*INSTRUCTIONS TO FOLLOW*: Report how many lines in the records below contain the word "screenshot". Give only the number.

——

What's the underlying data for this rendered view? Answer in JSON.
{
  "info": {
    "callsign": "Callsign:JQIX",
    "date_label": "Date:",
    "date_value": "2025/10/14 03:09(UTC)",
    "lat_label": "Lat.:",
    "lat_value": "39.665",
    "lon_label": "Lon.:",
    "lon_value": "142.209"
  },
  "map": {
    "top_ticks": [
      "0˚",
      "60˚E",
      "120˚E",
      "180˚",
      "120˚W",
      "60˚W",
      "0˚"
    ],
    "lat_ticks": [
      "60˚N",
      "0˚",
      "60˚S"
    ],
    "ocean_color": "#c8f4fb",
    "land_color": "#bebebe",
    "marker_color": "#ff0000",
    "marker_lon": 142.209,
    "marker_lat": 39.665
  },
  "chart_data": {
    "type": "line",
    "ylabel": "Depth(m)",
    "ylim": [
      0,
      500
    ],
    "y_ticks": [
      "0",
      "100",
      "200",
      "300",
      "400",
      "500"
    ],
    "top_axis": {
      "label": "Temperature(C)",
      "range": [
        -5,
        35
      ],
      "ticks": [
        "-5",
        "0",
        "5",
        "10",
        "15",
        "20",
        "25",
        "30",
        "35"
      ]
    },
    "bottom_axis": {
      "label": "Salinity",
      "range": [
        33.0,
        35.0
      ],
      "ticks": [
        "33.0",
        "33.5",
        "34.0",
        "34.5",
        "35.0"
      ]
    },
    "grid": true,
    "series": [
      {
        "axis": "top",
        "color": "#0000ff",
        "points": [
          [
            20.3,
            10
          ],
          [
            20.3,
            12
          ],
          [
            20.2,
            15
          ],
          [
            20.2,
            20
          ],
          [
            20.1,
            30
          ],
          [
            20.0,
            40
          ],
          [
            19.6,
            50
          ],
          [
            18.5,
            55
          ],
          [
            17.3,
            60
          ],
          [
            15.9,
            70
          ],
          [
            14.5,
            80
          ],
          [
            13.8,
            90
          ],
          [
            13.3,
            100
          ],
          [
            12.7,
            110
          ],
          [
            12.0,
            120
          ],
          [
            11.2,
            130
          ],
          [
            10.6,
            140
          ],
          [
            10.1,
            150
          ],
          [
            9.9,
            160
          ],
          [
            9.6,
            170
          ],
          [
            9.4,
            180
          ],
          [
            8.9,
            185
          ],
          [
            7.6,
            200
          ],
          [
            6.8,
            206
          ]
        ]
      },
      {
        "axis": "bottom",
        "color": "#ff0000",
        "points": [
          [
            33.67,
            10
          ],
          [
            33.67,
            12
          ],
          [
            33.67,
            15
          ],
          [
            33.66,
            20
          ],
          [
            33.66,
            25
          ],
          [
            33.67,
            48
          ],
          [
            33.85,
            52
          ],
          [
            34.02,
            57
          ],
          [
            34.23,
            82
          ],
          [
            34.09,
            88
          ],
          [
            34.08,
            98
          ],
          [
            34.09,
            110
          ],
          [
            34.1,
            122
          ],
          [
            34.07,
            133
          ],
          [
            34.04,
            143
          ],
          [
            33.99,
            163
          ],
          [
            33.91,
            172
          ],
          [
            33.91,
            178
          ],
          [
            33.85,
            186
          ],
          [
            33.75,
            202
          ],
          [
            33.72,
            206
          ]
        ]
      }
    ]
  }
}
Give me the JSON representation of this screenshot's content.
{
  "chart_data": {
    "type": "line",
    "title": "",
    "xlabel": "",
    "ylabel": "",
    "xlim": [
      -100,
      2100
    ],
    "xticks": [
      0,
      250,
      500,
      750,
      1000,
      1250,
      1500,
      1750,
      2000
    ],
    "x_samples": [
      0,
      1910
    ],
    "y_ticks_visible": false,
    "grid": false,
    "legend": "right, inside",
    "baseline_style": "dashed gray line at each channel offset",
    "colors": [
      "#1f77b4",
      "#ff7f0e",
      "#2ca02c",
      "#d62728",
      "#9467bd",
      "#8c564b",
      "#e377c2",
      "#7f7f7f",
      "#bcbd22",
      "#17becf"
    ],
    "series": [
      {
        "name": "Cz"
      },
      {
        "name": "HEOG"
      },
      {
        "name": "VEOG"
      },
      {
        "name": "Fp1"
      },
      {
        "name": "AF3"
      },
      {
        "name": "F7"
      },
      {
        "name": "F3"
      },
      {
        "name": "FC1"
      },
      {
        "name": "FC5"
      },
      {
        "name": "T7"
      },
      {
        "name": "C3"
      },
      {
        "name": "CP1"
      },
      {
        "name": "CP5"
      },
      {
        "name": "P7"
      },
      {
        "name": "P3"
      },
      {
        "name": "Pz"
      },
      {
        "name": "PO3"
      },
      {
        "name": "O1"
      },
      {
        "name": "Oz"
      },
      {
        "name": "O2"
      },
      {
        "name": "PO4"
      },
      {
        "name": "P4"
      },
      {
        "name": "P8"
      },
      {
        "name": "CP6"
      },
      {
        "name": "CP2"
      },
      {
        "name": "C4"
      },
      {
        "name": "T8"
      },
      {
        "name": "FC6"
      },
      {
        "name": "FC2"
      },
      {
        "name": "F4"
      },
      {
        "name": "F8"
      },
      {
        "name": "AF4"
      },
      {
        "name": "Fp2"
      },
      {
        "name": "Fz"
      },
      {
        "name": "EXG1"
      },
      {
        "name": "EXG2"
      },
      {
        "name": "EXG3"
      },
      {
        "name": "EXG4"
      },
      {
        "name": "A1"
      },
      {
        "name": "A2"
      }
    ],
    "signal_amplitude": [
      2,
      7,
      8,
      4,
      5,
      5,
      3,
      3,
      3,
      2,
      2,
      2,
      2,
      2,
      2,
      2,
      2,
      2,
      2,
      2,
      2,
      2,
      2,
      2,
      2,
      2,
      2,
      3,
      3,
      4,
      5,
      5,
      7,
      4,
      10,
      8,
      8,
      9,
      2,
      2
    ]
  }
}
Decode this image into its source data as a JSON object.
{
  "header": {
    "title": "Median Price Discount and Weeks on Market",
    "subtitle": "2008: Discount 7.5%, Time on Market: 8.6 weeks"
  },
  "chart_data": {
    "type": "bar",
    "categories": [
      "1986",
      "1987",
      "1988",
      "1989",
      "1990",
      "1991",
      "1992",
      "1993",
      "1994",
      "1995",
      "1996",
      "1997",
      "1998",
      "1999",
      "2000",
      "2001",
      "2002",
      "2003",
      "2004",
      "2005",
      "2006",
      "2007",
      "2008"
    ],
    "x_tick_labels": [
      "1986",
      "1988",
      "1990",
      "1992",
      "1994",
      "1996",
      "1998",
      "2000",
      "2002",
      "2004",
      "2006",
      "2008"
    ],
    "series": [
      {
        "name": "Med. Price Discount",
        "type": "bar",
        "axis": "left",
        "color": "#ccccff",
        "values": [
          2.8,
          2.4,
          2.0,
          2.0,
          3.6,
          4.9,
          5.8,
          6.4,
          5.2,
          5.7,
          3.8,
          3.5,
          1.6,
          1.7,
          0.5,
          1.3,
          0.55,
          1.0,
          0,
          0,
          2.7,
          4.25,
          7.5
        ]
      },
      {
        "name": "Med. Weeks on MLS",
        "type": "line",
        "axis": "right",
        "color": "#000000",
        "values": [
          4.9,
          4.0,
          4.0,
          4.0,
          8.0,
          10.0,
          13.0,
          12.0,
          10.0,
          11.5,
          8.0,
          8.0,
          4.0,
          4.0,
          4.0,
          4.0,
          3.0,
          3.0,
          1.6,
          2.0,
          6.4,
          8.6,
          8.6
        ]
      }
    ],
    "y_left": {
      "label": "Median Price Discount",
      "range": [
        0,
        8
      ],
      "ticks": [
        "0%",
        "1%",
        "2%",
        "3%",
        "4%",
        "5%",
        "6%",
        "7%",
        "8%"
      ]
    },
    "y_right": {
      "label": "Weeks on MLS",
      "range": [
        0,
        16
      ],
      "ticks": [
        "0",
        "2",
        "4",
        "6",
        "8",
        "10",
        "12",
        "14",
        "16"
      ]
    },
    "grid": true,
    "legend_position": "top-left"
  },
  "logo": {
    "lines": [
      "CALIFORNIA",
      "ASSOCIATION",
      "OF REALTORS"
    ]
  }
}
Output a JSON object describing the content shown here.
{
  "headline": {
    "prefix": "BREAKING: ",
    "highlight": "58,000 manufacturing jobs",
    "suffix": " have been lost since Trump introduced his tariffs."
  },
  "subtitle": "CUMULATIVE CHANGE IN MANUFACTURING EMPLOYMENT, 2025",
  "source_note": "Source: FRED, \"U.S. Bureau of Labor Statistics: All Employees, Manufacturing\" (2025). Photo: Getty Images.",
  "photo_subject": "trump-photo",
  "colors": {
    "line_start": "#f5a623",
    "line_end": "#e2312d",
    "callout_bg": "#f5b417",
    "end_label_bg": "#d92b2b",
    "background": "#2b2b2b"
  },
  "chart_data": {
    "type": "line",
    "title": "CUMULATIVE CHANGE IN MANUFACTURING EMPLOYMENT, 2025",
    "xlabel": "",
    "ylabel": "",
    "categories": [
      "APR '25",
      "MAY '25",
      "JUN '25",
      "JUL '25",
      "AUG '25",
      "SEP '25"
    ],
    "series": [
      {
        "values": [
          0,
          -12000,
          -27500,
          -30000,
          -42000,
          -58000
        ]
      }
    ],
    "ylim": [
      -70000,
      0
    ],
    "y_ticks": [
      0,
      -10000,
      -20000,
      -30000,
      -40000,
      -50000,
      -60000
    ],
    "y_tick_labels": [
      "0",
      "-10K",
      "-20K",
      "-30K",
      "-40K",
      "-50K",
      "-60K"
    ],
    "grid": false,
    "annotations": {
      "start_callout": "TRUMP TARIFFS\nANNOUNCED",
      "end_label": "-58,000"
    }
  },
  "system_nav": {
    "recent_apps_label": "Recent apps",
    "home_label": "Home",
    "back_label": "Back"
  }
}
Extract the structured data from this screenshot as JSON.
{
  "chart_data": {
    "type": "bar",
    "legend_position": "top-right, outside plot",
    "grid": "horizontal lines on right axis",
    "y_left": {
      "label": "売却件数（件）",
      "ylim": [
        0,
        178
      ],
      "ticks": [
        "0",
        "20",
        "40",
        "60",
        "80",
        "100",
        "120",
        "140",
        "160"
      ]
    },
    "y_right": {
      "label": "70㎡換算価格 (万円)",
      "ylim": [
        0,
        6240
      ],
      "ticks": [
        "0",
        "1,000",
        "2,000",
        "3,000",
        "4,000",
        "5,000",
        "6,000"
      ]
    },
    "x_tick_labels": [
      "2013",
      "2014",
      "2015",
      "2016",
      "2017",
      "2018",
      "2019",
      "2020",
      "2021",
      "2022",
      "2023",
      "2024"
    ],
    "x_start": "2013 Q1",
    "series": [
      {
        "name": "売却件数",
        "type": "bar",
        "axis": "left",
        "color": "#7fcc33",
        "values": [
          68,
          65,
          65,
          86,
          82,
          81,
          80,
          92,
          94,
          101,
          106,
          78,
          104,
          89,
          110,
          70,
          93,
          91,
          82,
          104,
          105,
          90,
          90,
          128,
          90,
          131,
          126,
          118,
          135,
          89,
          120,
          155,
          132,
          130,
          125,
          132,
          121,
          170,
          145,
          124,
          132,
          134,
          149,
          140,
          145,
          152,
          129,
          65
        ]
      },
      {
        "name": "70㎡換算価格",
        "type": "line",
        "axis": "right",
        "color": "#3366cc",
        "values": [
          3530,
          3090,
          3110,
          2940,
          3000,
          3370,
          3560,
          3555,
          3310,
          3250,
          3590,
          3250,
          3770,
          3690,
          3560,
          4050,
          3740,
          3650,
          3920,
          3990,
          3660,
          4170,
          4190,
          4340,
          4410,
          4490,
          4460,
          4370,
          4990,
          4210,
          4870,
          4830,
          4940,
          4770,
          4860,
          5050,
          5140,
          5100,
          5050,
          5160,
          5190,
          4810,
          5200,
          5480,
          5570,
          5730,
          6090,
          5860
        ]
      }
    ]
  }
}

——

*RESPONSE BELOW*: 2